#### [SUPPLIED DATA]
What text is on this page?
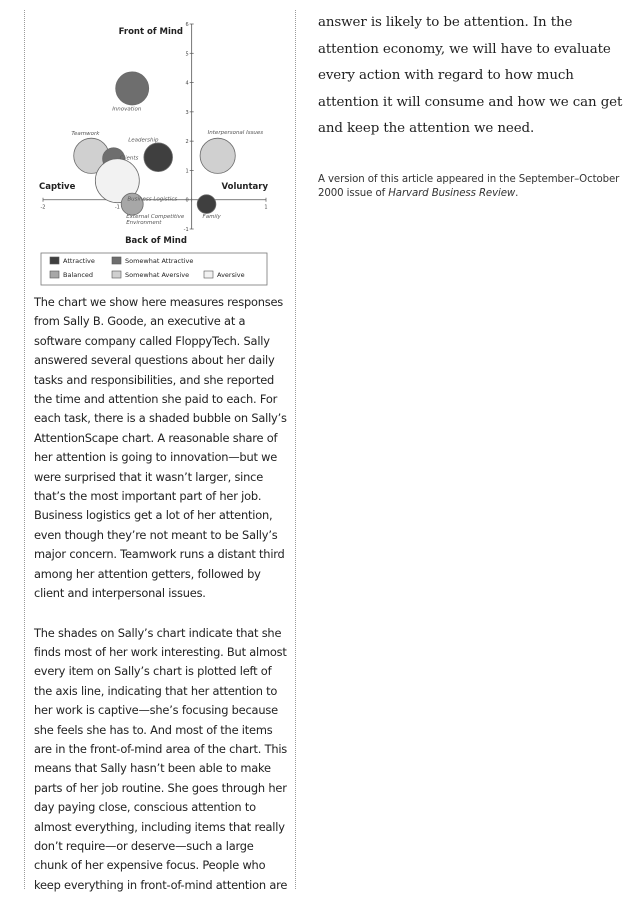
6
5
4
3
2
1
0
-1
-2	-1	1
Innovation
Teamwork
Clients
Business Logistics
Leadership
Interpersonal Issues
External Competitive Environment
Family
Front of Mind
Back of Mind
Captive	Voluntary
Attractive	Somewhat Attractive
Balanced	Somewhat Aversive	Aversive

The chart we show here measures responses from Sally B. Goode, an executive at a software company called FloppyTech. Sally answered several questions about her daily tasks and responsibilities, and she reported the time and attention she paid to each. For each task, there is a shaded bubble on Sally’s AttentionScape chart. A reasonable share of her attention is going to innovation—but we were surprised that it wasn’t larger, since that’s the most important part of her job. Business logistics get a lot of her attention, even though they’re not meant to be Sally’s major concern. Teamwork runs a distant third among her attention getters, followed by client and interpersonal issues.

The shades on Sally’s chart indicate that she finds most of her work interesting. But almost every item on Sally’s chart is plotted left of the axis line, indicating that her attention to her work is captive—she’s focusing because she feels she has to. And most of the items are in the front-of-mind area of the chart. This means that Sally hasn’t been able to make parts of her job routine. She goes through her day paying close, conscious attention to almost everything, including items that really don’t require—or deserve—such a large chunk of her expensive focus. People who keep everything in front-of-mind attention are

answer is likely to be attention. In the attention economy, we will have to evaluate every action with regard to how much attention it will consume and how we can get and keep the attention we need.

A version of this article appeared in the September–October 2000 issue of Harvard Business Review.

#### [WHAT YOU ARE ASKED TO DO]
Retype the records exactly. Any image in them should not appear in what you write.

#### [EXERCISE ANSWER]
What text is on this page?
6
5
4
3
2
1
0
-1
-2	-1	1
Innovation
Teamwork
Clients
Business Logistics
Leadership
Interpersonal Issues
External Competitive Environment
Family
Front of Mind
Back of Mind
Captive	Voluntary
Attractive	Somewhat Attractive
Balanced	Somewhat Aversive	Aversive

The chart we show here measures responses from Sally B. Goode, an executive at a software company called FloppyTech. Sally answered several questions about her daily tasks and responsibilities, and she reported the time and attention she paid to each. For each task, there is a shaded bubble on Sally’s AttentionScape chart. A reasonable share of her attention is going to innovation—but we were surprised that it wasn’t larger, since that’s the most important part of her job. Business logistics get a lot of her attention, even though they’re not meant to be Sally’s major concern. Teamwork runs a distant third among her attention getters, followed by client and interpersonal issues.

The shades on Sally’s chart indicate that she finds most of her work interesting. But almost every item on Sally’s chart is plotted left of the axis line, indicating that her attention to her work is captive—she’s focusing because she feels she has to. And most of the items are in the front-of-mind area of the chart. This means that Sally hasn’t been able to make parts of her job routine. She goes through her day paying close, conscious attention to almost everything, including items that really don’t require—or deserve—such a large chunk of her expensive focus. People who keep everything in front-of-mind attention are

answer is likely to be attention. In the attention economy, we will have to evaluate every action with regard to how much attention it will consume and how we can get and keep the attention we need.

A version of this article appeared in the September–October 2000 issue of Harvard Business Review.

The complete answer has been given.